=== Objective ===
Repeat every entry word for word, skipping the pictures.

=== Given data ===
↓↓↓

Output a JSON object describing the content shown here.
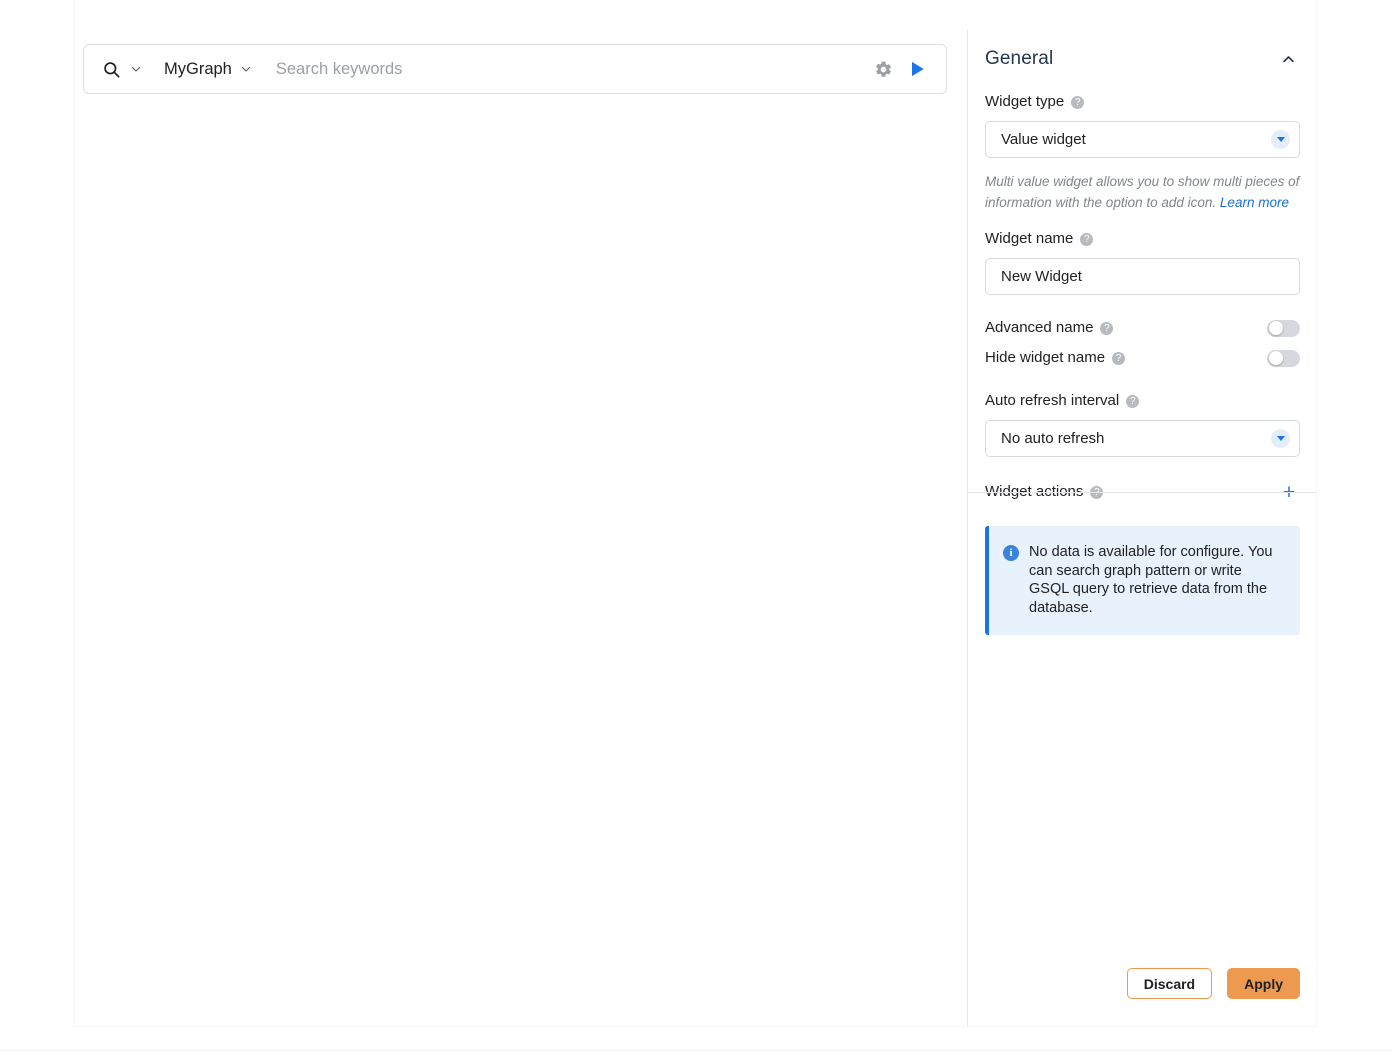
{
  "search": {
    "search_icon": "search-icon",
    "graph_selector_label": "MyGraph",
    "keywords_value": "",
    "keywords_placeholder": "Search keywords",
    "settings_icon": "gear-icon",
    "run_icon": "play-icon"
  },
  "panel": {
    "title": "General",
    "collapse_icon": "chevron-up-icon",
    "widget_type": {
      "label": "Widget type",
      "help": "?",
      "value": "Value widget",
      "options": [
        "Value widget"
      ]
    },
    "hint": {
      "text": "Multi value widget allows you to show multi pieces of information with the option to add icon.",
      "link": "Learn more"
    },
    "widget_name": {
      "label": "Widget name",
      "help": "?",
      "value": "New Widget",
      "placeholder": "Widget name"
    },
    "advanced_name": {
      "label": "Advanced name",
      "help": "?",
      "state": "off"
    },
    "hide_widget_name": {
      "label": "Hide widget name",
      "help": "?",
      "state": "off"
    },
    "auto_refresh": {
      "label": "Auto refresh interval",
      "help": "?",
      "value": "No auto refresh",
      "options": [
        "No auto refresh"
      ]
    },
    "widget_actions": {
      "label": "Widget actions",
      "help": "?",
      "add_icon": "plus-icon"
    }
  },
  "banner": {
    "icon": "info-icon",
    "text": "No data is available for configure. You can search graph pattern or write GSQL query to retrieve data from the database."
  },
  "footer": {
    "discard_label": "Discard",
    "apply_label": "Apply"
  },
  "colors": {
    "accent_blue": "#1a73e8",
    "panel_title": "#25374f",
    "apply_orange": "#ed9a50",
    "banner_bg": "#e7f2fd"
  }
}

↑↑↑

=== Correct answer ===
Output a JSON object describing the content shown here.
{
  "search": {
    "search_icon": "search-icon",
    "graph_selector_label": "MyGraph",
    "keywords_value": "",
    "keywords_placeholder": "Search keywords",
    "settings_icon": "gear-icon",
    "run_icon": "play-icon"
  },
  "panel": {
    "title": "General",
    "collapse_icon": "chevron-up-icon",
    "widget_type": {
      "label": "Widget type",
      "help": "?",
      "value": "Value widget",
      "options": [
        "Value widget"
      ]
    },
    "hint": {
      "text": "Multi value widget allows you to show multi pieces of information with the option to add icon.",
      "link": "Learn more"
    },
    "widget_name": {
      "label": "Widget name",
      "help": "?",
      "value": "New Widget",
      "placeholder": "Widget name"
    },
    "advanced_name": {
      "label": "Advanced name",
      "help": "?",
      "state": "off"
    },
    "hide_widget_name": {
      "label": "Hide widget name",
      "help": "?",
      "state": "off"
    },
    "auto_refresh": {
      "label": "Auto refresh interval",
      "help": "?",
      "value": "No auto refresh",
      "options": [
        "No auto refresh"
      ]
    },
    "widget_actions": {
      "label": "Widget actions",
      "help": "?",
      "add_icon": "plus-icon"
    }
  },
  "banner": {
    "icon": "info-icon",
    "text": "No data is available for configure. You can search graph pattern or write GSQL query to retrieve data from the database."
  },
  "footer": {
    "discard_label": "Discard",
    "apply_label": "Apply"
  },
  "colors": {
    "accent_blue": "#1a73e8",
    "panel_title": "#25374f",
    "apply_orange": "#ed9a50",
    "banner_bg": "#e7f2fd"
  }
}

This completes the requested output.